SHORT EXERCISE. Look through the material and copy each line holding "guia".

== DATA FOR THIS EXERCISE ==

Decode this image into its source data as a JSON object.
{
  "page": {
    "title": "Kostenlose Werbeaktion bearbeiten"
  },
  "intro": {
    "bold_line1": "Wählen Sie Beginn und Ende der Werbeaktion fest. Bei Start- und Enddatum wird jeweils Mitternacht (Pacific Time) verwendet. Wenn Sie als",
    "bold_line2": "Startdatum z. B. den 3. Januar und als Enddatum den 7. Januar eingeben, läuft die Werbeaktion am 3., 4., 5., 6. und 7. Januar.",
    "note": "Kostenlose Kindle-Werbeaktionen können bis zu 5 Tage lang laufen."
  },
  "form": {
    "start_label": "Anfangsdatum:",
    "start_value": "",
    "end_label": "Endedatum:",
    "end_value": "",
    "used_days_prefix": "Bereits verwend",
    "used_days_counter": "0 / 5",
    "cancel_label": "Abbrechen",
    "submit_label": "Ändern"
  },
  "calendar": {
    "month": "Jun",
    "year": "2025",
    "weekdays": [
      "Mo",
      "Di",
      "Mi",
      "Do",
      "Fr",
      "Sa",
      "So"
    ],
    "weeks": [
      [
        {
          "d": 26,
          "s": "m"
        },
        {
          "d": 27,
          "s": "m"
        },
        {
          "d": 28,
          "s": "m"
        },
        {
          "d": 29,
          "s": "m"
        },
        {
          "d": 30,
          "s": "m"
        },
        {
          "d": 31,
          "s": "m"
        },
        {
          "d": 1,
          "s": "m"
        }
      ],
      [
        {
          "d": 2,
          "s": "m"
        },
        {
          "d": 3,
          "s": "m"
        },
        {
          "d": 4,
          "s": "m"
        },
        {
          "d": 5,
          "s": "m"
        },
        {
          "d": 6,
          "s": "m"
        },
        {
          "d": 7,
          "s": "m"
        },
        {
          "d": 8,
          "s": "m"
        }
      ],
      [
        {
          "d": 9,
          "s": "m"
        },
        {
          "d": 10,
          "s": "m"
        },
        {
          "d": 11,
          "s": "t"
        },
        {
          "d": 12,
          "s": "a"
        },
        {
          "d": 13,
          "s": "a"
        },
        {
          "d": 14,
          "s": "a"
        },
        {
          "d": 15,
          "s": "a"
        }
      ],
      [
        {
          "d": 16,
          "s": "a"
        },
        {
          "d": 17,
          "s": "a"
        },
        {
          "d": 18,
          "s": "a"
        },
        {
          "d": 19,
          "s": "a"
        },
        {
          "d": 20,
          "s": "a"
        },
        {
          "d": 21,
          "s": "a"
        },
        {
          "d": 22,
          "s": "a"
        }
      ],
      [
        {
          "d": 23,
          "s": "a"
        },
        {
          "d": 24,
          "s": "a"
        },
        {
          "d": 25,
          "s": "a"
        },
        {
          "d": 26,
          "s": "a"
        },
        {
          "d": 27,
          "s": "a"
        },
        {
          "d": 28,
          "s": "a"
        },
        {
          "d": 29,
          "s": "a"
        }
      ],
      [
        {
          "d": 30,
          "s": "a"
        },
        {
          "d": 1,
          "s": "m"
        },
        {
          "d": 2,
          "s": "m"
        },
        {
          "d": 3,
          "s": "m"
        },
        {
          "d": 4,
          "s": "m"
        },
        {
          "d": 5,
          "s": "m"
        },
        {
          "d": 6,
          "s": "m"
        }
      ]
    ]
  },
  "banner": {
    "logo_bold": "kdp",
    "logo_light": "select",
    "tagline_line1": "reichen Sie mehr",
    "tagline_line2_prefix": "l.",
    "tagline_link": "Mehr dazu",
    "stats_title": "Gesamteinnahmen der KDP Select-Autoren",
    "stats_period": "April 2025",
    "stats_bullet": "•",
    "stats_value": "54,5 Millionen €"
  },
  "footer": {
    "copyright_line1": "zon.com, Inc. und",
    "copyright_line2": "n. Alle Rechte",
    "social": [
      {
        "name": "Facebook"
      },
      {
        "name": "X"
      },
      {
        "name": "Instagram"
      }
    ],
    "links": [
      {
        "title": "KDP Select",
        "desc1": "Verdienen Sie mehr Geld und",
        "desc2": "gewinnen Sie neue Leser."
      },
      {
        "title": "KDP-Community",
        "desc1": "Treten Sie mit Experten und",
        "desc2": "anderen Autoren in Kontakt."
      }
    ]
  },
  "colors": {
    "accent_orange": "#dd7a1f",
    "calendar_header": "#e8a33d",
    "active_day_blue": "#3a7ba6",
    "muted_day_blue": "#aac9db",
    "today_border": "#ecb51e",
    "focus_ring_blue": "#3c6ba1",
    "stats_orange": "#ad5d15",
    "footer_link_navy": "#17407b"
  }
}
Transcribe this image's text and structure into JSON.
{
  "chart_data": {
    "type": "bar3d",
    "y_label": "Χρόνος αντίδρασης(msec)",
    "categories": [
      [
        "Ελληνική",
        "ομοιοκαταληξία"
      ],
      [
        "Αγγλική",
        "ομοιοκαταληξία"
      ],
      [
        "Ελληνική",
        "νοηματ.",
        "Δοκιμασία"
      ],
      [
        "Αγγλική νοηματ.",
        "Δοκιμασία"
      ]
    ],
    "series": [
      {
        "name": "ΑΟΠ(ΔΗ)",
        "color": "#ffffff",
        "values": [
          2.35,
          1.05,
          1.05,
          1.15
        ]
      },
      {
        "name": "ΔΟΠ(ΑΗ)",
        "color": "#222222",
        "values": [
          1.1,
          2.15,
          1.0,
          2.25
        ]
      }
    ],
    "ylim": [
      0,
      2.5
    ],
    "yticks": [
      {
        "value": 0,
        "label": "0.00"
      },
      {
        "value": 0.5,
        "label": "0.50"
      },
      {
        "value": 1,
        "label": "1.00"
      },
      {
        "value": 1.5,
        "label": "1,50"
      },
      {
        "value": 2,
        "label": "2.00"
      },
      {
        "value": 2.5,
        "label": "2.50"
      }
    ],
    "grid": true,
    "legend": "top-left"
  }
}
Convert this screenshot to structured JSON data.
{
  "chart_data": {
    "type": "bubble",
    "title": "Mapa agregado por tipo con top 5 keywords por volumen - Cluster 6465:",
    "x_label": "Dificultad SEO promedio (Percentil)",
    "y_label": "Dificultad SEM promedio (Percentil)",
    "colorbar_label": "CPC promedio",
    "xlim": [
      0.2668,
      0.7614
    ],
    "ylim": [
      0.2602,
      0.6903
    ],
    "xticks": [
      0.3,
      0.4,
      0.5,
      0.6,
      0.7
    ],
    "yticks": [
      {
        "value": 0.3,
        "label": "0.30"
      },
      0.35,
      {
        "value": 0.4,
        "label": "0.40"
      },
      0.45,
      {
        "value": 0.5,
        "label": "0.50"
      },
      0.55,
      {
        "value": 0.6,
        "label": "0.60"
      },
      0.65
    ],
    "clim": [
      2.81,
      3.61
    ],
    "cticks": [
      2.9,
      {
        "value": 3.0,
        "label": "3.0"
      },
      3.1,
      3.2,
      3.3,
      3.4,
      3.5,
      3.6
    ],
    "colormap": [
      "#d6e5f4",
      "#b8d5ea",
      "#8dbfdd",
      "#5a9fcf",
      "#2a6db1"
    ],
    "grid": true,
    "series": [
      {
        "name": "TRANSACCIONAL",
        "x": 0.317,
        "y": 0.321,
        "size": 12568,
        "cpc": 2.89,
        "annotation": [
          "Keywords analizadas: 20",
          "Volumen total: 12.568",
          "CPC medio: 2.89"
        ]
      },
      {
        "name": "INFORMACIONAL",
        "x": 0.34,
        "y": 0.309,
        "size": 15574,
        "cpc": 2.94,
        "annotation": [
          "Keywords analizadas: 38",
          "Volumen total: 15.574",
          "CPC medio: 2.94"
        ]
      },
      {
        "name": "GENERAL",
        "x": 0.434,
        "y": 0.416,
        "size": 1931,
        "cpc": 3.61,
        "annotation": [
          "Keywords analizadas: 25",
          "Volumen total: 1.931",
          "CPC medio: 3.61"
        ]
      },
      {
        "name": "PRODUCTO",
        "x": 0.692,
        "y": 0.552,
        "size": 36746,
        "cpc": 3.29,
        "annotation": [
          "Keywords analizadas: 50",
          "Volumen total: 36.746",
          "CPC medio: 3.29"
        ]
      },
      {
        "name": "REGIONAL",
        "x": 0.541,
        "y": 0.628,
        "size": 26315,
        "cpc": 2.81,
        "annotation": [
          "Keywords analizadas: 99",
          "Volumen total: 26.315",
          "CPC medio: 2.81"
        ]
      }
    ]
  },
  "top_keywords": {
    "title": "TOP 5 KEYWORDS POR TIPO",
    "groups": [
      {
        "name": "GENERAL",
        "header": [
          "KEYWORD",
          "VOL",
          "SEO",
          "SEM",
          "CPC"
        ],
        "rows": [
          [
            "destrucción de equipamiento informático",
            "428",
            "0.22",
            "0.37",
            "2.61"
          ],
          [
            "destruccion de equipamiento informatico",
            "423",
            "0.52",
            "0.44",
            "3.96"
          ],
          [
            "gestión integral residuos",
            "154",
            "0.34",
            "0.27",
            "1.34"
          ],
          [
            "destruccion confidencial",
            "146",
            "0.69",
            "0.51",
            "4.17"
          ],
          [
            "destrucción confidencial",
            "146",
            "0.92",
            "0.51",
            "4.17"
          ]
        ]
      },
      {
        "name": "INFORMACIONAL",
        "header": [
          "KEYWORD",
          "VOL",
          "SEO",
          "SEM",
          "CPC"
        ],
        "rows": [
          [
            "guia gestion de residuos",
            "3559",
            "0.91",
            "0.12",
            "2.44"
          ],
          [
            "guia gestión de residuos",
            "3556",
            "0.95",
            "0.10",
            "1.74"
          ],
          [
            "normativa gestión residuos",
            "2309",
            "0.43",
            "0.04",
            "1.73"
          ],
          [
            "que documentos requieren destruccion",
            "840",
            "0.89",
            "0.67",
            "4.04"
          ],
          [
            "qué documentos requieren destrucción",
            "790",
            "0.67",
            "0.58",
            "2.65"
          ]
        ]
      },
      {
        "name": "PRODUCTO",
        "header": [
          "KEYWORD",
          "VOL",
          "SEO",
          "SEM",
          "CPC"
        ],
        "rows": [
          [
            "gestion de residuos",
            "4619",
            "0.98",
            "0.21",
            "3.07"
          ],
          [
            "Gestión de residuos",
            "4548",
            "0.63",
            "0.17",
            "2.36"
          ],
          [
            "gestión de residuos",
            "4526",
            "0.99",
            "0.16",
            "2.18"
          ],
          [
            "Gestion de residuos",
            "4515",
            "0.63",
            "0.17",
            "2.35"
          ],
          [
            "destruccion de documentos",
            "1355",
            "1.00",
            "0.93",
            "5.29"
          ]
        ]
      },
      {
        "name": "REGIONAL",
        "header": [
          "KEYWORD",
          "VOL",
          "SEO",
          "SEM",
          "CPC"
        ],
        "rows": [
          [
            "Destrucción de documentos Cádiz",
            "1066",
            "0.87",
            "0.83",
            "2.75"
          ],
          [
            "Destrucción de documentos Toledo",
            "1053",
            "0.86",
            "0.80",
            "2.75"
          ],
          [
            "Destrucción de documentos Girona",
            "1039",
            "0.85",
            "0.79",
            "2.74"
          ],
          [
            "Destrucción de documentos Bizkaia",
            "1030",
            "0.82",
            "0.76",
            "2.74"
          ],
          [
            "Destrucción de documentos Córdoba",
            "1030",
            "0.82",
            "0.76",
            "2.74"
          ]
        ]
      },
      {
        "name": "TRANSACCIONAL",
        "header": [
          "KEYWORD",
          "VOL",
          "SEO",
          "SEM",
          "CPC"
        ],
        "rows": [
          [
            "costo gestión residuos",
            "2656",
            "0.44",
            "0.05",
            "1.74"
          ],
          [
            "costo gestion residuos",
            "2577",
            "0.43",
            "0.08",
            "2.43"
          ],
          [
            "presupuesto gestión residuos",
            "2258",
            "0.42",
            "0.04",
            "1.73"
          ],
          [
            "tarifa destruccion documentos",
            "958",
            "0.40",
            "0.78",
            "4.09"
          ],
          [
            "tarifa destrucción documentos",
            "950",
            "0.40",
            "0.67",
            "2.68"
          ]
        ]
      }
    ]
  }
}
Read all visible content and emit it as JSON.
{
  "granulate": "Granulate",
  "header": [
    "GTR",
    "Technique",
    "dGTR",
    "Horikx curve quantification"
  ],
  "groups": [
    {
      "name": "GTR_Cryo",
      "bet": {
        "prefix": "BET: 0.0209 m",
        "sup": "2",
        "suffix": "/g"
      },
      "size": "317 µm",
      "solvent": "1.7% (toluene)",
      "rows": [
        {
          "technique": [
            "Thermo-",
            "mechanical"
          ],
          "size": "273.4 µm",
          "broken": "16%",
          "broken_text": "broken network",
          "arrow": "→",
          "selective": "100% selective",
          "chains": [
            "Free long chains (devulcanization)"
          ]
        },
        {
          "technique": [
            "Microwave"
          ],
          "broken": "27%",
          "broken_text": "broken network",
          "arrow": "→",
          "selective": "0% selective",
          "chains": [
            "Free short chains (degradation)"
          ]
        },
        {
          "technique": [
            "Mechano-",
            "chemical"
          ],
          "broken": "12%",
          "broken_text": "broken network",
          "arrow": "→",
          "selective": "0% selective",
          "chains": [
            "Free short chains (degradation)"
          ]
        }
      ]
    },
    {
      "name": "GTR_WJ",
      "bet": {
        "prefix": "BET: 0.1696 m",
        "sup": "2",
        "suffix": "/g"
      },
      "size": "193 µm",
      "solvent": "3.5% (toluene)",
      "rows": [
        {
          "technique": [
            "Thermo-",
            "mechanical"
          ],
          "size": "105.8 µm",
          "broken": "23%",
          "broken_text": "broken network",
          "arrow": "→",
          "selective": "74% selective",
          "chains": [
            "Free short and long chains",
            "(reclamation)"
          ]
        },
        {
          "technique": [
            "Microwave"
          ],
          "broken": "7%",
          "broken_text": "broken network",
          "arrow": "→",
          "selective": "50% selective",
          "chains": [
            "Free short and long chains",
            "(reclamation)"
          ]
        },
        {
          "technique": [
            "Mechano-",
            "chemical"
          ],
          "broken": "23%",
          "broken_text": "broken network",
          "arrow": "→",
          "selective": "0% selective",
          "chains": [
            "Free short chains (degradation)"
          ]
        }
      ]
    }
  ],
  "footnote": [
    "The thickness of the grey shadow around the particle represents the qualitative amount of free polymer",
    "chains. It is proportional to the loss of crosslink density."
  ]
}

===

ANSWER FOR THIS EXERCISE.
            "guia gestion de residuos",
            "guia gestión de residuos",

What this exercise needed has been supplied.